DO THIS: Pictures do not belong in the copy; transcribe everything else in the records exactly.

* * *

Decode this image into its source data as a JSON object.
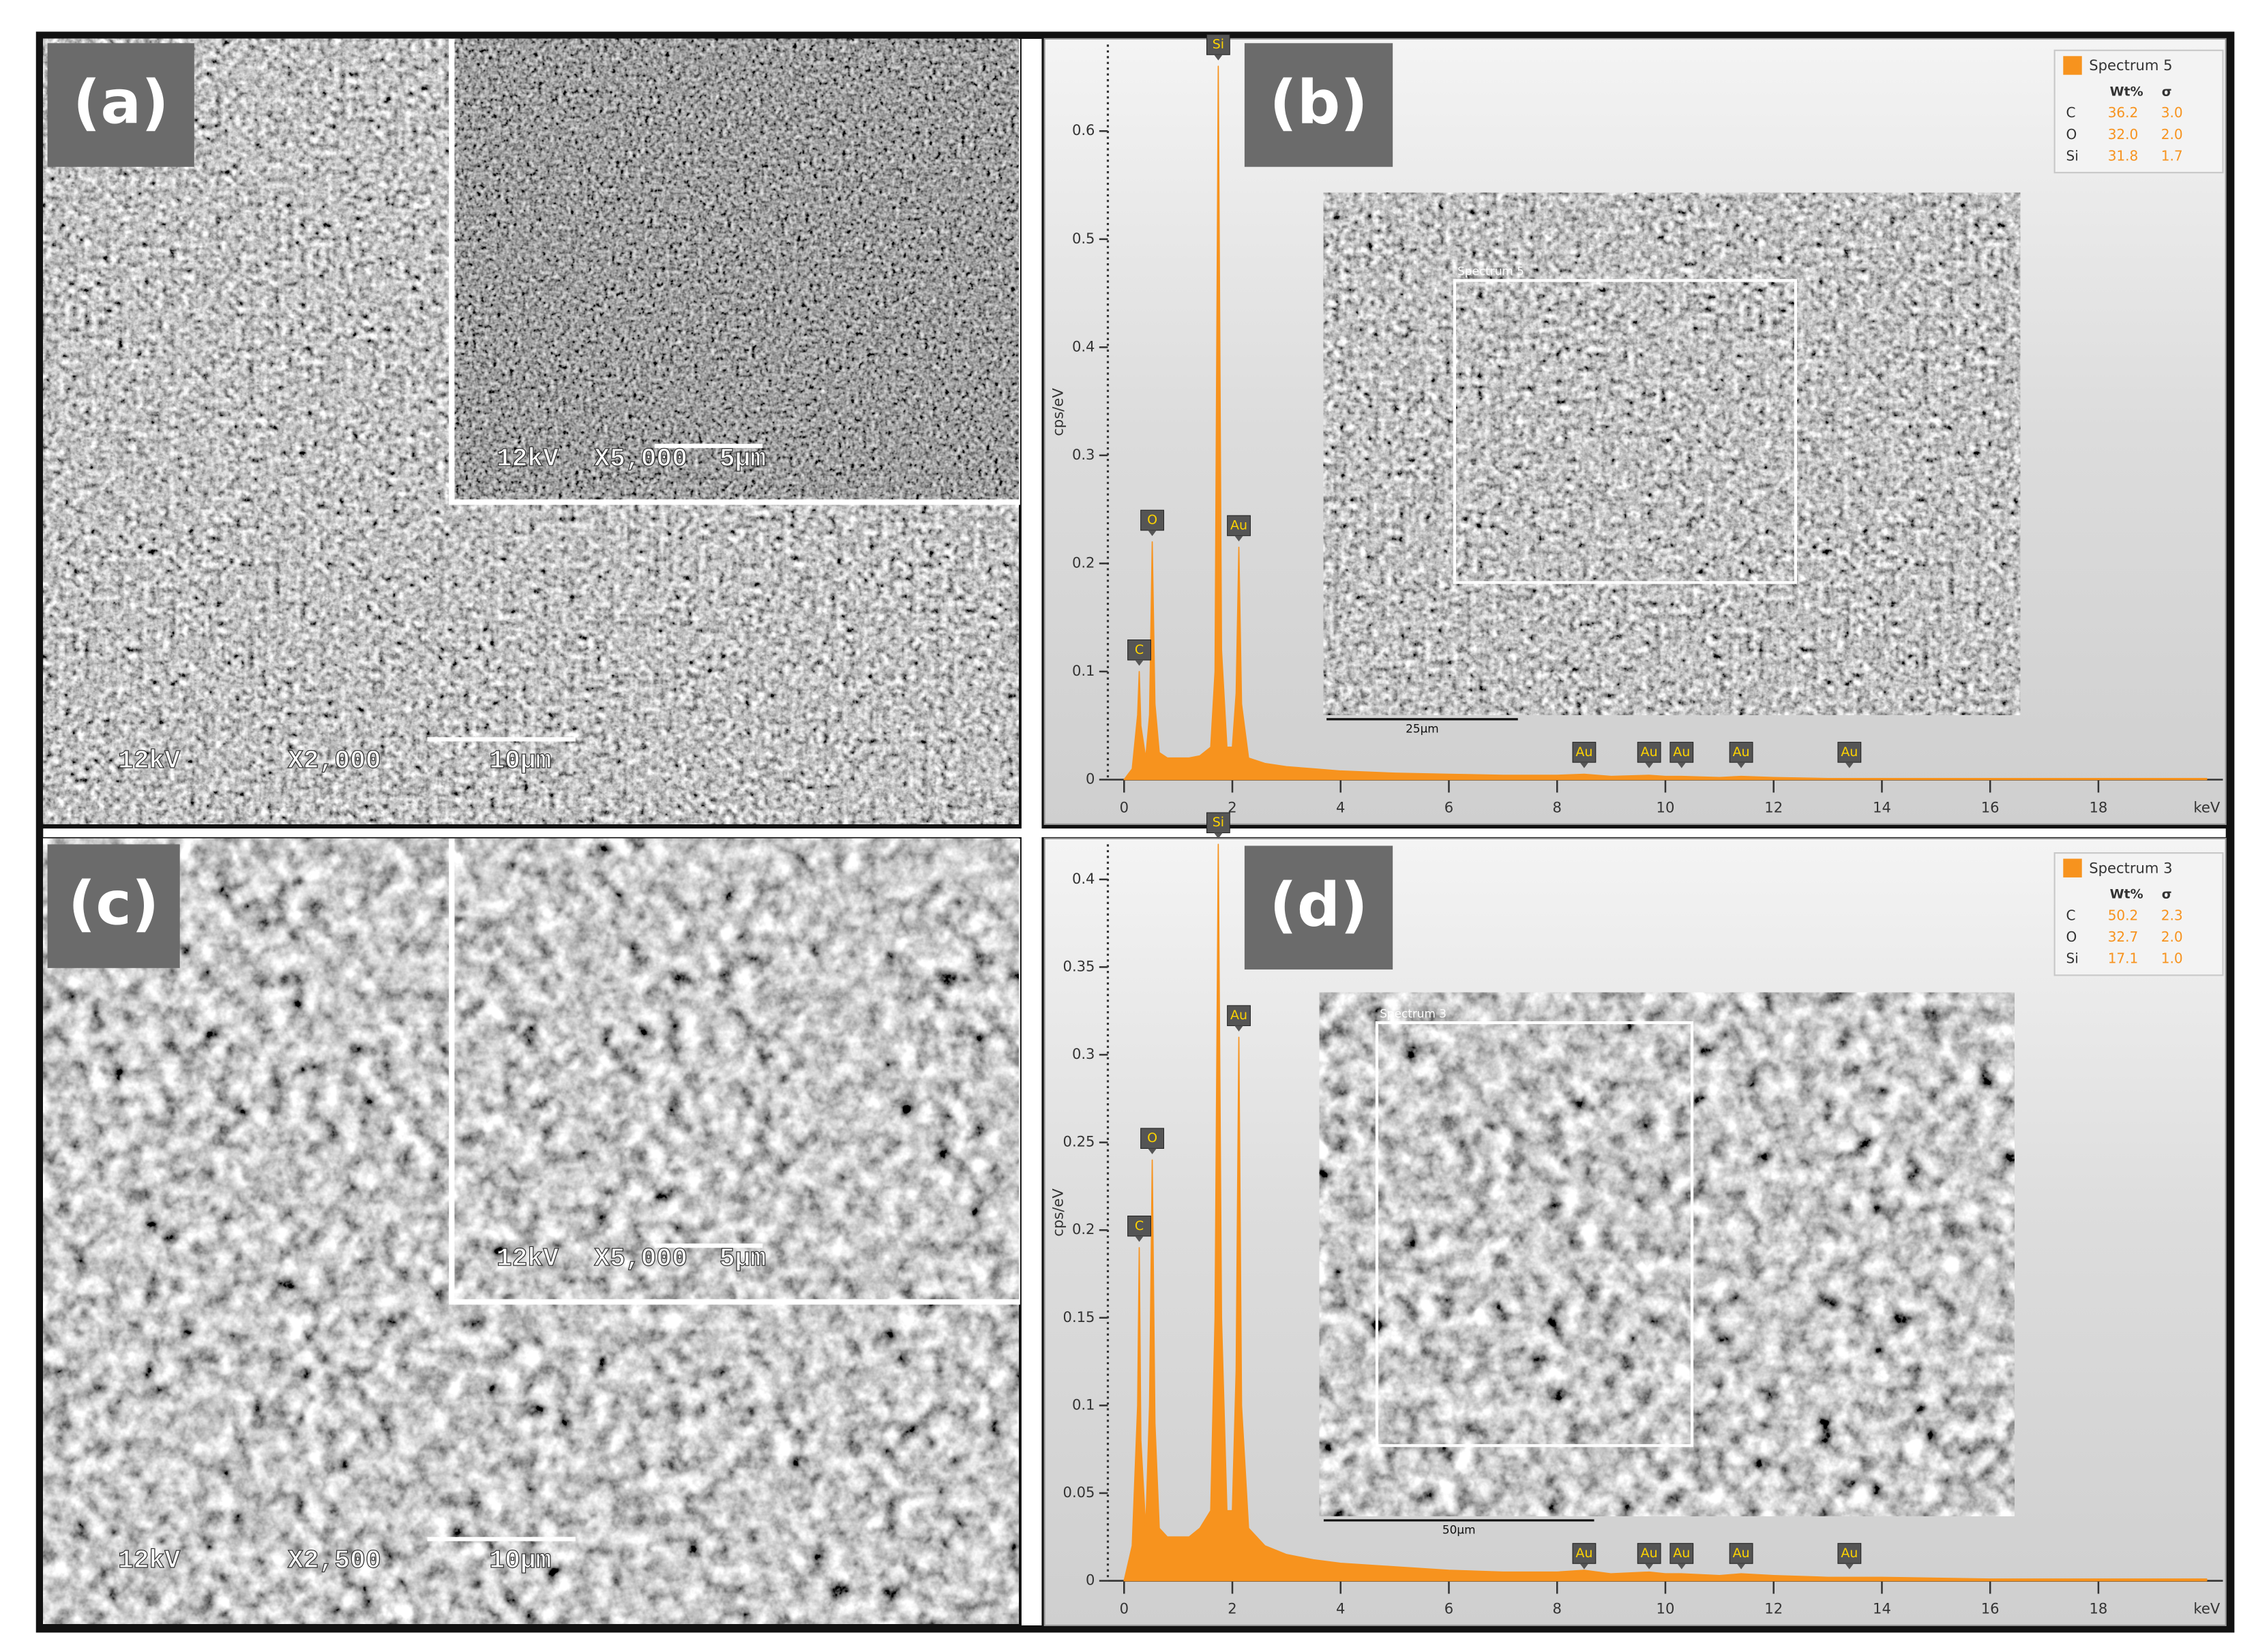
{
  "panels": [
    {
      "label": "(a)",
      "micro": [
        "12kV",
        "X2,000",
        "10μm"
      ],
      "inset_micro": [
        "12kV",
        "X5,000",
        "5μm"
      ]
    },
    {
      "label": "(c)",
      "micro": [
        "12kV",
        "X2,500",
        "10μm"
      ],
      "inset_micro": [
        "12kV",
        "X5,000",
        "5μm"
      ]
    }
  ],
  "chart_data": [
    {
      "type": "area",
      "label": "(b)",
      "ylabel": "cps/eV",
      "xlabel": "keV",
      "x": [
        0,
        0.15,
        0.25,
        0.28,
        0.31,
        0.4,
        0.47,
        0.52,
        0.57,
        0.65,
        0.8,
        1.0,
        1.2,
        1.4,
        1.6,
        1.68,
        1.74,
        1.8,
        1.9,
        2.0,
        2.07,
        2.12,
        2.17,
        2.3,
        2.6,
        3,
        3.5,
        4,
        5,
        6,
        7,
        8,
        8.5,
        9,
        9.7,
        10,
        10.3,
        11,
        11.4,
        12,
        13,
        14,
        16,
        18,
        20
      ],
      "series": [
        {
          "name": "Spectrum 5",
          "color": "#f7931e",
          "values": [
            0,
            0.01,
            0.06,
            0.1,
            0.05,
            0.02,
            0.06,
            0.22,
            0.07,
            0.025,
            0.02,
            0.02,
            0.02,
            0.022,
            0.03,
            0.1,
            0.66,
            0.12,
            0.03,
            0.03,
            0.08,
            0.215,
            0.07,
            0.02,
            0.015,
            0.012,
            0.01,
            0.008,
            0.006,
            0.005,
            0.004,
            0.004,
            0.005,
            0.003,
            0.004,
            0.003,
            0.003,
            0.002,
            0.003,
            0.002,
            0.001,
            0.001,
            0.001,
            0.001,
            0.001
          ]
        }
      ],
      "xlim": [
        -0.3,
        20.3
      ],
      "xticks": [
        0,
        2,
        4,
        6,
        8,
        10,
        12,
        14,
        16,
        18
      ],
      "ylim": [
        0,
        0.68
      ],
      "yticks": [
        0,
        0.1,
        0.2,
        0.3,
        0.4,
        0.5,
        0.6
      ],
      "peaks": [
        {
          "label": "C",
          "x": 0.28
        },
        {
          "label": "O",
          "x": 0.52
        },
        {
          "label": "Si",
          "x": 1.74
        },
        {
          "label": "Au",
          "x": 2.12
        },
        {
          "label": "Au",
          "x": 8.5
        },
        {
          "label": "Au",
          "x": 9.7
        },
        {
          "label": "Au",
          "x": 10.3
        },
        {
          "label": "Au",
          "x": 11.4
        },
        {
          "label": "Au",
          "x": 13.4
        }
      ],
      "table": {
        "header": [
          "Wt%",
          "σ"
        ],
        "rows": [
          [
            "C",
            "36.2",
            "3.0"
          ],
          [
            "O",
            "32.0",
            "2.0"
          ],
          [
            "Si",
            "31.8",
            "1.7"
          ]
        ]
      },
      "inset": {
        "region": "Spectrum 5",
        "scale": "25μm"
      }
    },
    {
      "type": "area",
      "label": "(d)",
      "ylabel": "cps/eV",
      "xlabel": "keV",
      "x": [
        0,
        0.15,
        0.25,
        0.28,
        0.31,
        0.4,
        0.47,
        0.52,
        0.57,
        0.65,
        0.8,
        1.0,
        1.2,
        1.4,
        1.6,
        1.68,
        1.74,
        1.8,
        1.9,
        2.0,
        2.07,
        2.12,
        2.17,
        2.3,
        2.6,
        3,
        3.5,
        4,
        5,
        6,
        7,
        8,
        8.5,
        9,
        9.7,
        10,
        10.3,
        11,
        11.4,
        12,
        13,
        14,
        16,
        18,
        20
      ],
      "series": [
        {
          "name": "Spectrum 3",
          "color": "#f7931e",
          "values": [
            0,
            0.02,
            0.1,
            0.19,
            0.08,
            0.03,
            0.1,
            0.24,
            0.09,
            0.03,
            0.025,
            0.025,
            0.025,
            0.03,
            0.04,
            0.15,
            0.42,
            0.15,
            0.04,
            0.04,
            0.12,
            0.31,
            0.1,
            0.03,
            0.02,
            0.015,
            0.012,
            0.01,
            0.008,
            0.006,
            0.005,
            0.005,
            0.006,
            0.004,
            0.005,
            0.004,
            0.004,
            0.003,
            0.004,
            0.003,
            0.002,
            0.002,
            0.001,
            0.001,
            0.001
          ]
        }
      ],
      "xlim": [
        -0.3,
        20.3
      ],
      "xticks": [
        0,
        2,
        4,
        6,
        8,
        10,
        12,
        14,
        16,
        18
      ],
      "ylim": [
        0,
        0.42
      ],
      "yticks": [
        0,
        0.05,
        0.1,
        0.15,
        0.2,
        0.25,
        0.3,
        0.35,
        0.4
      ],
      "peaks": [
        {
          "label": "C",
          "x": 0.28
        },
        {
          "label": "O",
          "x": 0.52
        },
        {
          "label": "Si",
          "x": 1.74
        },
        {
          "label": "Au",
          "x": 2.12
        },
        {
          "label": "Au",
          "x": 8.5
        },
        {
          "label": "Au",
          "x": 9.7
        },
        {
          "label": "Au",
          "x": 10.3
        },
        {
          "label": "Au",
          "x": 11.4
        },
        {
          "label": "Au",
          "x": 13.4
        }
      ],
      "table": {
        "header": [
          "Wt%",
          "σ"
        ],
        "rows": [
          [
            "C",
            "50.2",
            "2.3"
          ],
          [
            "O",
            "32.7",
            "2.0"
          ],
          [
            "Si",
            "17.1",
            "1.0"
          ]
        ]
      },
      "inset": {
        "region": "Spectrum 3",
        "scale": "50μm"
      }
    }
  ]
}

* * *

EXERCISE RESULT:
Decode this image into its source data as a JSON object.
{
  "panels": [
    {
      "label": "(a)",
      "micro": [
        "12kV",
        "X2,000",
        "10μm"
      ],
      "inset_micro": [
        "12kV",
        "X5,000",
        "5μm"
      ]
    },
    {
      "label": "(c)",
      "micro": [
        "12kV",
        "X2,500",
        "10μm"
      ],
      "inset_micro": [
        "12kV",
        "X5,000",
        "5μm"
      ]
    }
  ],
  "chart_data": [
    {
      "type": "area",
      "label": "(b)",
      "ylabel": "cps/eV",
      "xlabel": "keV",
      "x": [
        0,
        0.15,
        0.25,
        0.28,
        0.31,
        0.4,
        0.47,
        0.52,
        0.57,
        0.65,
        0.8,
        1.0,
        1.2,
        1.4,
        1.6,
        1.68,
        1.74,
        1.8,
        1.9,
        2.0,
        2.07,
        2.12,
        2.17,
        2.3,
        2.6,
        3,
        3.5,
        4,
        5,
        6,
        7,
        8,
        8.5,
        9,
        9.7,
        10,
        10.3,
        11,
        11.4,
        12,
        13,
        14,
        16,
        18,
        20
      ],
      "series": [
        {
          "name": "Spectrum 5",
          "color": "#f7931e",
          "values": [
            0,
            0.01,
            0.06,
            0.1,
            0.05,
            0.02,
            0.06,
            0.22,
            0.07,
            0.025,
            0.02,
            0.02,
            0.02,
            0.022,
            0.03,
            0.1,
            0.66,
            0.12,
            0.03,
            0.03,
            0.08,
            0.215,
            0.07,
            0.02,
            0.015,
            0.012,
            0.01,
            0.008,
            0.006,
            0.005,
            0.004,
            0.004,
            0.005,
            0.003,
            0.004,
            0.003,
            0.003,
            0.002,
            0.003,
            0.002,
            0.001,
            0.001,
            0.001,
            0.001,
            0.001
          ]
        }
      ],
      "xlim": [
        -0.3,
        20.3
      ],
      "xticks": [
        0,
        2,
        4,
        6,
        8,
        10,
        12,
        14,
        16,
        18
      ],
      "ylim": [
        0,
        0.68
      ],
      "yticks": [
        0,
        0.1,
        0.2,
        0.3,
        0.4,
        0.5,
        0.6
      ],
      "peaks": [
        {
          "label": "C",
          "x": 0.28
        },
        {
          "label": "O",
          "x": 0.52
        },
        {
          "label": "Si",
          "x": 1.74
        },
        {
          "label": "Au",
          "x": 2.12
        },
        {
          "label": "Au",
          "x": 8.5
        },
        {
          "label": "Au",
          "x": 9.7
        },
        {
          "label": "Au",
          "x": 10.3
        },
        {
          "label": "Au",
          "x": 11.4
        },
        {
          "label": "Au",
          "x": 13.4
        }
      ],
      "table": {
        "header": [
          "Wt%",
          "σ"
        ],
        "rows": [
          [
            "C",
            "36.2",
            "3.0"
          ],
          [
            "O",
            "32.0",
            "2.0"
          ],
          [
            "Si",
            "31.8",
            "1.7"
          ]
        ]
      },
      "inset": {
        "region": "Spectrum 5",
        "scale": "25μm"
      }
    },
    {
      "type": "area",
      "label": "(d)",
      "ylabel": "cps/eV",
      "xlabel": "keV",
      "x": [
        0,
        0.15,
        0.25,
        0.28,
        0.31,
        0.4,
        0.47,
        0.52,
        0.57,
        0.65,
        0.8,
        1.0,
        1.2,
        1.4,
        1.6,
        1.68,
        1.74,
        1.8,
        1.9,
        2.0,
        2.07,
        2.12,
        2.17,
        2.3,
        2.6,
        3,
        3.5,
        4,
        5,
        6,
        7,
        8,
        8.5,
        9,
        9.7,
        10,
        10.3,
        11,
        11.4,
        12,
        13,
        14,
        16,
        18,
        20
      ],
      "series": [
        {
          "name": "Spectrum 3",
          "color": "#f7931e",
          "values": [
            0,
            0.02,
            0.1,
            0.19,
            0.08,
            0.03,
            0.1,
            0.24,
            0.09,
            0.03,
            0.025,
            0.025,
            0.025,
            0.03,
            0.04,
            0.15,
            0.42,
            0.15,
            0.04,
            0.04,
            0.12,
            0.31,
            0.1,
            0.03,
            0.02,
            0.015,
            0.012,
            0.01,
            0.008,
            0.006,
            0.005,
            0.005,
            0.006,
            0.004,
            0.005,
            0.004,
            0.004,
            0.003,
            0.004,
            0.003,
            0.002,
            0.002,
            0.001,
            0.001,
            0.001
          ]
        }
      ],
      "xlim": [
        -0.3,
        20.3
      ],
      "xticks": [
        0,
        2,
        4,
        6,
        8,
        10,
        12,
        14,
        16,
        18
      ],
      "ylim": [
        0,
        0.42
      ],
      "yticks": [
        0,
        0.05,
        0.1,
        0.15,
        0.2,
        0.25,
        0.3,
        0.35,
        0.4
      ],
      "peaks": [
        {
          "label": "C",
          "x": 0.28
        },
        {
          "label": "O",
          "x": 0.52
        },
        {
          "label": "Si",
          "x": 1.74
        },
        {
          "label": "Au",
          "x": 2.12
        },
        {
          "label": "Au",
          "x": 8.5
        },
        {
          "label": "Au",
          "x": 9.7
        },
        {
          "label": "Au",
          "x": 10.3
        },
        {
          "label": "Au",
          "x": 11.4
        },
        {
          "label": "Au",
          "x": 13.4
        }
      ],
      "table": {
        "header": [
          "Wt%",
          "σ"
        ],
        "rows": [
          [
            "C",
            "50.2",
            "2.3"
          ],
          [
            "O",
            "32.7",
            "2.0"
          ],
          [
            "Si",
            "17.1",
            "1.0"
          ]
        ]
      },
      "inset": {
        "region": "Spectrum 3",
        "scale": "50μm"
      }
    }
  ]
}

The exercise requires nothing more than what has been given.